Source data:
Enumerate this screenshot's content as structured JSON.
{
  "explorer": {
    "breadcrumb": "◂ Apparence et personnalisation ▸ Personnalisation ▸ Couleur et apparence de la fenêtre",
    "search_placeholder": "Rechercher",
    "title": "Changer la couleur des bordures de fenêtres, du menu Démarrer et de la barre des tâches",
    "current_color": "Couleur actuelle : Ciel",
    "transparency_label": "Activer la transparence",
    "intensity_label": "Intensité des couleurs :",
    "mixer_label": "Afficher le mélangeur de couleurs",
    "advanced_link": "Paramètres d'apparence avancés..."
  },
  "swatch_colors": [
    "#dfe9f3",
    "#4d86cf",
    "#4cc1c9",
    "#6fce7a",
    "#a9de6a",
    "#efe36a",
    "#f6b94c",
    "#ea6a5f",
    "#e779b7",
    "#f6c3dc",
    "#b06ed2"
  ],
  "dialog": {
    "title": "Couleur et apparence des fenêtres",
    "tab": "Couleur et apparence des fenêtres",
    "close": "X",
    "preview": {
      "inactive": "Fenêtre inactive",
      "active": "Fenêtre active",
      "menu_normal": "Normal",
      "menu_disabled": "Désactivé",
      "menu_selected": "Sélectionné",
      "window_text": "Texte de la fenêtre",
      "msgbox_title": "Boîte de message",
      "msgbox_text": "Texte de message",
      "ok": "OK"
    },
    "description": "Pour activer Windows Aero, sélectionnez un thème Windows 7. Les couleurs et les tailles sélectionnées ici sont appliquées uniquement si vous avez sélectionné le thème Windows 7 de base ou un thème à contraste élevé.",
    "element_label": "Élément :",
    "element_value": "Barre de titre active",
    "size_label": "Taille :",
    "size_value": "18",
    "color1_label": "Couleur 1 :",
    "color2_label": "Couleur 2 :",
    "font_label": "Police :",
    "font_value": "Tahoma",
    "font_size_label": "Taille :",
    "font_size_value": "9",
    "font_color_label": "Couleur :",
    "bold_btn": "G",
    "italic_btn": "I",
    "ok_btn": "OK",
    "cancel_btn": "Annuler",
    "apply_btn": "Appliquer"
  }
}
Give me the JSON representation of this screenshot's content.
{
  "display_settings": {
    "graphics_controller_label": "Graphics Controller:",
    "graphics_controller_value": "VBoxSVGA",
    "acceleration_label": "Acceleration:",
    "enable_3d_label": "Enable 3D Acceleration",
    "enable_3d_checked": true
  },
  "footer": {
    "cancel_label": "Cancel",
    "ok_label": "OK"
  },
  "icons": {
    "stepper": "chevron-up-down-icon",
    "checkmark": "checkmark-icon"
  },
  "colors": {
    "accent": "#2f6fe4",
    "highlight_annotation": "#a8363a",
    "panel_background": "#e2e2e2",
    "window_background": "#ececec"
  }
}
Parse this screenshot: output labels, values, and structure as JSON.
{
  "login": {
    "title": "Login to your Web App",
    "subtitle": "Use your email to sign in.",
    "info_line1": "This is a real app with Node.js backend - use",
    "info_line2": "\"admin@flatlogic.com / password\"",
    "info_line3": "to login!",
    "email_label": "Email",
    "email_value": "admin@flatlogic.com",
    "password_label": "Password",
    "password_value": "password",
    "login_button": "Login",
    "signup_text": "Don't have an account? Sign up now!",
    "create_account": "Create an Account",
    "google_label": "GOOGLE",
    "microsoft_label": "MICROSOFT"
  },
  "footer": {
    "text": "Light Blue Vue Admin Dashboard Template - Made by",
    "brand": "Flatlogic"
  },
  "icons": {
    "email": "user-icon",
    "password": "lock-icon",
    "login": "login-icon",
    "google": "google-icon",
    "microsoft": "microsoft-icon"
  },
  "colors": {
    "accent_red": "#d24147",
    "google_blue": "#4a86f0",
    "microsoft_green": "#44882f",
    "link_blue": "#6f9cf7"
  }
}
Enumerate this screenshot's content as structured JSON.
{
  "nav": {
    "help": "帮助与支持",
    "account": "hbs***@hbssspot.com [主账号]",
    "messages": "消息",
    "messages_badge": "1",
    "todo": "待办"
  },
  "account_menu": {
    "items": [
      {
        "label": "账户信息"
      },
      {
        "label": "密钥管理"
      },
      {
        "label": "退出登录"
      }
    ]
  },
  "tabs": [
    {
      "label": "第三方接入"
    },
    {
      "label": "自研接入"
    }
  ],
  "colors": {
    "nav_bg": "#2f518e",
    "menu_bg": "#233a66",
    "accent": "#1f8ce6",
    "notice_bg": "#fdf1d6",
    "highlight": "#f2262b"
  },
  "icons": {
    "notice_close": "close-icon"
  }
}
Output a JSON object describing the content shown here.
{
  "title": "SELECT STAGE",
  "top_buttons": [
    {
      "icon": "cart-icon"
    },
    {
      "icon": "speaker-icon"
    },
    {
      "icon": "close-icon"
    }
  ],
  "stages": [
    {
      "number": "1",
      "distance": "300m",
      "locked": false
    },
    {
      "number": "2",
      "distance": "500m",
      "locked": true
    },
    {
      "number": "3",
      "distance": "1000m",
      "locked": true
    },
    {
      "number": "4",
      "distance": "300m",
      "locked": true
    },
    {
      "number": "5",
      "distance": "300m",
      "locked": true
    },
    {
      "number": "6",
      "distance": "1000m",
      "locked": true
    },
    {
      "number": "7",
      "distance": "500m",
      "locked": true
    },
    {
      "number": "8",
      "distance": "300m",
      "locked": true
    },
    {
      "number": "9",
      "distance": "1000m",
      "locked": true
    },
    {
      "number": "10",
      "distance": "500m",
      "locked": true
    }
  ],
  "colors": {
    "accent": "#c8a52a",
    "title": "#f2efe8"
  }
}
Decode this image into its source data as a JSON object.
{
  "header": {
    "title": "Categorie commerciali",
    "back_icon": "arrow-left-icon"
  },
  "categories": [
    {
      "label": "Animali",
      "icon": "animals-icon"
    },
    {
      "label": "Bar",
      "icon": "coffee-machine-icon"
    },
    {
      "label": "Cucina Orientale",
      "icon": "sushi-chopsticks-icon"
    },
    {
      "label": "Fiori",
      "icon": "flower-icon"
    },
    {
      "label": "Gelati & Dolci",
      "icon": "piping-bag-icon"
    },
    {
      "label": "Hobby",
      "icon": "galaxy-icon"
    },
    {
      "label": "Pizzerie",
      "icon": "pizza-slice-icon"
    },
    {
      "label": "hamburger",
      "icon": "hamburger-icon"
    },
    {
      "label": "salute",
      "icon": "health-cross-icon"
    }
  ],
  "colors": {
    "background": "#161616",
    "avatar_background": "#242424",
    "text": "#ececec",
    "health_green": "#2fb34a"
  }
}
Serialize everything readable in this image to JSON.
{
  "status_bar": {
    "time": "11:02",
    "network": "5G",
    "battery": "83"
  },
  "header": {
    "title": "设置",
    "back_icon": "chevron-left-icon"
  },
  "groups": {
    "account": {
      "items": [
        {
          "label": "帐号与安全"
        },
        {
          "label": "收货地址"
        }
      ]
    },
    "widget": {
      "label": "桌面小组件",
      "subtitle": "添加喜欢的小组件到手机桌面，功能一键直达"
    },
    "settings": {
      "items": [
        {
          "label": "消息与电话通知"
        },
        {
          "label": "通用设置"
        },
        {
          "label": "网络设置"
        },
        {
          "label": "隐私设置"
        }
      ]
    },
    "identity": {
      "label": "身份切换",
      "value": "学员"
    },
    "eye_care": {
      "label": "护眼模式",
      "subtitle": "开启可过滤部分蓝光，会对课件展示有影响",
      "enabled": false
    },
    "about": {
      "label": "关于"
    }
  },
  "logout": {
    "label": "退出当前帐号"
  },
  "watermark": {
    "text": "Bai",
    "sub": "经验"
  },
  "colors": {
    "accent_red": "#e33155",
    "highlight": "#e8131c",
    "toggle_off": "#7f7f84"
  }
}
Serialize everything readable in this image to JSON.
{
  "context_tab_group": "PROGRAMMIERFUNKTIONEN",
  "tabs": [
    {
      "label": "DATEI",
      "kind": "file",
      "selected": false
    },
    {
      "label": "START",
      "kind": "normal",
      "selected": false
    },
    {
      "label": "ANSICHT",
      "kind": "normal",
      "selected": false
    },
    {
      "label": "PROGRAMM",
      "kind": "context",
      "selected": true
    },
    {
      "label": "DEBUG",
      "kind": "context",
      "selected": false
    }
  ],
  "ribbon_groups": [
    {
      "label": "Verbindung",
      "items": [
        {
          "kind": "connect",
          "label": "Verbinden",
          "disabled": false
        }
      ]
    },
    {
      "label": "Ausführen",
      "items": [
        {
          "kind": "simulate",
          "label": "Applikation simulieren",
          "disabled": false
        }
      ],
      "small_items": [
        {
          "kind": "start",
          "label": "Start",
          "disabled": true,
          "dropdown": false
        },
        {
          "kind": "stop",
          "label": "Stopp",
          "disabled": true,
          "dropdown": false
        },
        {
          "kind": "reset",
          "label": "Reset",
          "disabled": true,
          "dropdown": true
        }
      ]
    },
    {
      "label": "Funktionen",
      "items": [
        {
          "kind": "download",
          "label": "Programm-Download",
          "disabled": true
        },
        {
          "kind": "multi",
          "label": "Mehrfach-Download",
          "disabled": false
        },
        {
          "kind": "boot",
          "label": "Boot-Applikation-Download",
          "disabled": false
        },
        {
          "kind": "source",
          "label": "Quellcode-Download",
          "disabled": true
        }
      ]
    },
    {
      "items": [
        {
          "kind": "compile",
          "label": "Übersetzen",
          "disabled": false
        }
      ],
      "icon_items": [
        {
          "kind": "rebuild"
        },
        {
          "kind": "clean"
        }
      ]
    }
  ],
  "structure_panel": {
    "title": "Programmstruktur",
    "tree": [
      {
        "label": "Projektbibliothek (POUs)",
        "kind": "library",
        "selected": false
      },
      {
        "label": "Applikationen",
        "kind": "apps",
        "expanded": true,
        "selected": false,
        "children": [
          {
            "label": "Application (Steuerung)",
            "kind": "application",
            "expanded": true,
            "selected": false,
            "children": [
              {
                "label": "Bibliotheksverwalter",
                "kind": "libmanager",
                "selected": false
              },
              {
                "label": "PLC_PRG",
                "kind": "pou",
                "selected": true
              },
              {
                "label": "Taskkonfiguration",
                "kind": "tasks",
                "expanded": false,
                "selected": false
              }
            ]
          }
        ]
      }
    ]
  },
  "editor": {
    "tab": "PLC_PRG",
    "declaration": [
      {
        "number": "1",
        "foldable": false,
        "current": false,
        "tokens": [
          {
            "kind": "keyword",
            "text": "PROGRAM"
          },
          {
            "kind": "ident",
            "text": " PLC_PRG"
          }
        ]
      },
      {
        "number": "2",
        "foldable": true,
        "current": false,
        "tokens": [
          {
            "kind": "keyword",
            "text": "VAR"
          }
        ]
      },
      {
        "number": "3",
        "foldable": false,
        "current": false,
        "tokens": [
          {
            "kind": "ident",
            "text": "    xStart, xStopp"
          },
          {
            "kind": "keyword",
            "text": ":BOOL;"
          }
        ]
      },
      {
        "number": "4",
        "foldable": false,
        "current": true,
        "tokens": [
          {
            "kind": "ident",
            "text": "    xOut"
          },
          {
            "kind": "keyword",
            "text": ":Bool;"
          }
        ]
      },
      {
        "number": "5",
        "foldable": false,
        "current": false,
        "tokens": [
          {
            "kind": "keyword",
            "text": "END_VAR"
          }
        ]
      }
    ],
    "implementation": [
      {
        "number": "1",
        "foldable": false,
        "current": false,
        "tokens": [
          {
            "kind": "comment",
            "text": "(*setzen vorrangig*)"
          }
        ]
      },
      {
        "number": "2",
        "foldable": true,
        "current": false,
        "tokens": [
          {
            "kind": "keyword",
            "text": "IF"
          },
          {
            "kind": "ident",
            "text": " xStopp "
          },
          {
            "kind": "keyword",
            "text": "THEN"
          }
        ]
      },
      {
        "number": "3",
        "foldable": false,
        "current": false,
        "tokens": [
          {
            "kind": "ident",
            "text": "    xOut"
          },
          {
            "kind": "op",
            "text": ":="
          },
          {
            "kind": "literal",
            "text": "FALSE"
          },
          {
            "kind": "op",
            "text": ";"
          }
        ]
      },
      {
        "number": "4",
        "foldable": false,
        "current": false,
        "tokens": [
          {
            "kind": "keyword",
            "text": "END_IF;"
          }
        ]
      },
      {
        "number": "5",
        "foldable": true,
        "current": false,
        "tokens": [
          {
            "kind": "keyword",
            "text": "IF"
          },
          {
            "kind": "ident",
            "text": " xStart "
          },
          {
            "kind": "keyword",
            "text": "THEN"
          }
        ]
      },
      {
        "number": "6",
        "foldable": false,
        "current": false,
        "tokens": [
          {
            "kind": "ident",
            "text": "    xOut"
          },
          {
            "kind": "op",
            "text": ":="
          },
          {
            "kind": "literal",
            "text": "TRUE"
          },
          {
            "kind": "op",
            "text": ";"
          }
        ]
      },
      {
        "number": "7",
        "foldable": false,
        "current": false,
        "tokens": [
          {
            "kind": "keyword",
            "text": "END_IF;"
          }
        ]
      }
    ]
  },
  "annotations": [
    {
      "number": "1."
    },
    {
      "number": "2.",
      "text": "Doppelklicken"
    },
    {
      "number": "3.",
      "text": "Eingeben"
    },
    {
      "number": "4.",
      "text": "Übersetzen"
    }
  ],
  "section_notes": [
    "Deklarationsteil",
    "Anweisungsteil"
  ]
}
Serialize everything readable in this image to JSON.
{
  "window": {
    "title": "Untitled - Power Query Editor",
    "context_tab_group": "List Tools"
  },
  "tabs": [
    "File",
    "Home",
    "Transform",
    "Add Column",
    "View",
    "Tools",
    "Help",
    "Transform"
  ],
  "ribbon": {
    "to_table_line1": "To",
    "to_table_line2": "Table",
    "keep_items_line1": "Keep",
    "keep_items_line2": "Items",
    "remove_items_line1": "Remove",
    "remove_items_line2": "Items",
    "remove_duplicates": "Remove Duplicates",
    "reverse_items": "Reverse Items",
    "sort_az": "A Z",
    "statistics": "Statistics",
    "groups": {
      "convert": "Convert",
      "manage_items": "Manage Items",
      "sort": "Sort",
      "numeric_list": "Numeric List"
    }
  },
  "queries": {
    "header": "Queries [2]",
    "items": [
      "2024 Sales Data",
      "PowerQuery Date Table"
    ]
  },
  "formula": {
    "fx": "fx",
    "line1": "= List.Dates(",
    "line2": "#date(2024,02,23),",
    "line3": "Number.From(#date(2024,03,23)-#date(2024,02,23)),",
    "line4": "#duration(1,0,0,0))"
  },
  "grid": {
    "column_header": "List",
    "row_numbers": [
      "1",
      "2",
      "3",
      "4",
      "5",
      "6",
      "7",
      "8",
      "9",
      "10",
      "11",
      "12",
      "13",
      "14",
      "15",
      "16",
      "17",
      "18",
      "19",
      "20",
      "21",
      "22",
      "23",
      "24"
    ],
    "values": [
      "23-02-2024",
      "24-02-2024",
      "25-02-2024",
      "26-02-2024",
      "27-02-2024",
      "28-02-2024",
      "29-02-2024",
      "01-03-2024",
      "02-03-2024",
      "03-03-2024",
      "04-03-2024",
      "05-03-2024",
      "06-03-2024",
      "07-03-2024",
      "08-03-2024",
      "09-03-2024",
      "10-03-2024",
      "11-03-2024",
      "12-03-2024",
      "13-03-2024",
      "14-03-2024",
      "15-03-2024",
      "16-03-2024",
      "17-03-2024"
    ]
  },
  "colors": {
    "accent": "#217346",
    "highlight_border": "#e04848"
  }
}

Brief: Identify each line in the records above containing the word "fenêtres"; copy those lines.

The result:
    "title": "Changer la couleur des bordures de fenêtres, du menu Démarrer et de la barre des tâches",
    "title": "Couleur et apparence des fenêtres",
    "tab": "Couleur et apparence des fenêtres",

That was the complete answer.